▶ _Objective_
Select, from the material below, each line with "Current" in it.

▶ _Excerpted data_
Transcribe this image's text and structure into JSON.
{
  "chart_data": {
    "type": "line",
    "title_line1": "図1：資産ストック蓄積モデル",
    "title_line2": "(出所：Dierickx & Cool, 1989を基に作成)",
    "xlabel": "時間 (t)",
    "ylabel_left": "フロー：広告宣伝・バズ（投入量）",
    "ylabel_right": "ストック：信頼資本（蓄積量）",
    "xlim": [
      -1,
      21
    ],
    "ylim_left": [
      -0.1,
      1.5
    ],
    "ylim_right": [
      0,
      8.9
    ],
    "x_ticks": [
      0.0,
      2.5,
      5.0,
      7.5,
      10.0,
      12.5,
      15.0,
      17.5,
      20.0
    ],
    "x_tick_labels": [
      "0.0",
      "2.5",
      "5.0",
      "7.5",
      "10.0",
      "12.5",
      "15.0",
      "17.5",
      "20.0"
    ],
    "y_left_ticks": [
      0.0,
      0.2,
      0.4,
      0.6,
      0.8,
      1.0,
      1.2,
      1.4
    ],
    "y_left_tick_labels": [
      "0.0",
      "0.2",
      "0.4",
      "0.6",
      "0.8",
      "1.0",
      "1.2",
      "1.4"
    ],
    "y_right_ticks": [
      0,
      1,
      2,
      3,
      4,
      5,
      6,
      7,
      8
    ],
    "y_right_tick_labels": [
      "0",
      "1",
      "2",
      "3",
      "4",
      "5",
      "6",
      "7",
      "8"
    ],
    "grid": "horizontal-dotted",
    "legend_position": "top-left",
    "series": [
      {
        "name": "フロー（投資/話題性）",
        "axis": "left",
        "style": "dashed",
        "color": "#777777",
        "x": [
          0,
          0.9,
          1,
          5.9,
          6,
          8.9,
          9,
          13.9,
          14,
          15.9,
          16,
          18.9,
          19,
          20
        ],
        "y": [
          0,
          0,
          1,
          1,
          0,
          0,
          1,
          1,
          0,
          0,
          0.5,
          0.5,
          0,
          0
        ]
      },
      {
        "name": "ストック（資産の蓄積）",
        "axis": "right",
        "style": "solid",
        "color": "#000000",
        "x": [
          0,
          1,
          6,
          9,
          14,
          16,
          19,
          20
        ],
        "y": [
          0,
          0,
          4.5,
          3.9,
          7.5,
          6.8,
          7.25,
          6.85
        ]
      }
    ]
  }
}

* * *

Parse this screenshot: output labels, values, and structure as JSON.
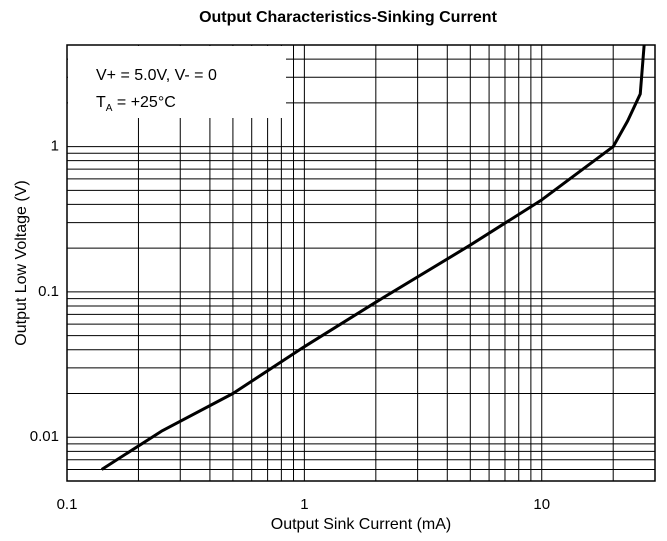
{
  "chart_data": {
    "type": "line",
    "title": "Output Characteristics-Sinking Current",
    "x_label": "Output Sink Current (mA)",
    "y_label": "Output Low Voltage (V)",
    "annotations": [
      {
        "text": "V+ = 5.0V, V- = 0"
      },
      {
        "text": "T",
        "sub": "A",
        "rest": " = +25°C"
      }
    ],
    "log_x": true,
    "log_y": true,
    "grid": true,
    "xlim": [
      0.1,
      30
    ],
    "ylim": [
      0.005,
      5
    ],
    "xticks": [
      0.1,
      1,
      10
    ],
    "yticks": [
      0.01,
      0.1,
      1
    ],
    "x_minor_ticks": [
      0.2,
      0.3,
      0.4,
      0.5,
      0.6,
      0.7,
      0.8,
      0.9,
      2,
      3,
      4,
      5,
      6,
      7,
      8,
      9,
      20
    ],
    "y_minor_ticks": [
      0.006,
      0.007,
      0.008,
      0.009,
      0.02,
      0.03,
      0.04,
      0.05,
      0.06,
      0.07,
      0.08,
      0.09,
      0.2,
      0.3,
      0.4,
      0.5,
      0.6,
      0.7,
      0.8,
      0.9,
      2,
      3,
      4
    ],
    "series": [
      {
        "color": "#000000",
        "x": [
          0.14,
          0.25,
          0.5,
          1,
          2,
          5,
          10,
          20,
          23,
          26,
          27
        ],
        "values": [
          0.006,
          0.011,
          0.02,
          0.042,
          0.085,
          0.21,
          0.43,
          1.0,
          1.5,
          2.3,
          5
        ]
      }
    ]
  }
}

* * *

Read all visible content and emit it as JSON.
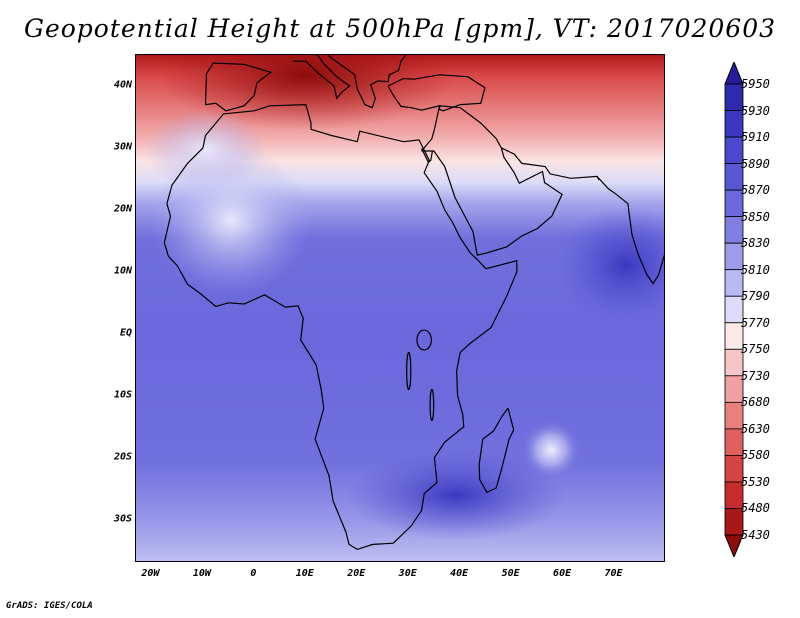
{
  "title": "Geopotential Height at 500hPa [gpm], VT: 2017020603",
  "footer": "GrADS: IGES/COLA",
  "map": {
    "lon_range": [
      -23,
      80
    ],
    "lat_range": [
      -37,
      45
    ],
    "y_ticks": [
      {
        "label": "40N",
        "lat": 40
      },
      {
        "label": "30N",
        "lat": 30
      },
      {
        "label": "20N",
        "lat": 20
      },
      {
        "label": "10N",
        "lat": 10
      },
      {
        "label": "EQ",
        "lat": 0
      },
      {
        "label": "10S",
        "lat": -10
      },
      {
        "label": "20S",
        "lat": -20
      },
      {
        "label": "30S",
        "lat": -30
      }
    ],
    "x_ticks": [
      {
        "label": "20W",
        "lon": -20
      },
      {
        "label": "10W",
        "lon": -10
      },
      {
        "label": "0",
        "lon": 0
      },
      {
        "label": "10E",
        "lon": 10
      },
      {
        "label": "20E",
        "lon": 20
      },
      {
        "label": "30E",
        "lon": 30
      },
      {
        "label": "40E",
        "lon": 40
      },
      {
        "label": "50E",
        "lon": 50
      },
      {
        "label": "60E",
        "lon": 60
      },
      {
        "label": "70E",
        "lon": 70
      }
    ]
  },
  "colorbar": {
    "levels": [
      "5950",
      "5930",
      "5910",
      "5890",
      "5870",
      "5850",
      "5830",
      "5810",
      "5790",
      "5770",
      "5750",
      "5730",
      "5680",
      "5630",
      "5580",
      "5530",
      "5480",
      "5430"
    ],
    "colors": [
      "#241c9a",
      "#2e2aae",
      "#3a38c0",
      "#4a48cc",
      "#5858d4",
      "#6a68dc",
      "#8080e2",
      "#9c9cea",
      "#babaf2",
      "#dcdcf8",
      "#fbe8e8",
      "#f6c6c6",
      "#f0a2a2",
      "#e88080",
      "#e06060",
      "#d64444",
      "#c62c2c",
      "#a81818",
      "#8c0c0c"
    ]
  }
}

▶ _Response to the exercise_
    "title": "Output Characteristics-Sinking Current",
    "x_label": "Output Sink Current (mA)",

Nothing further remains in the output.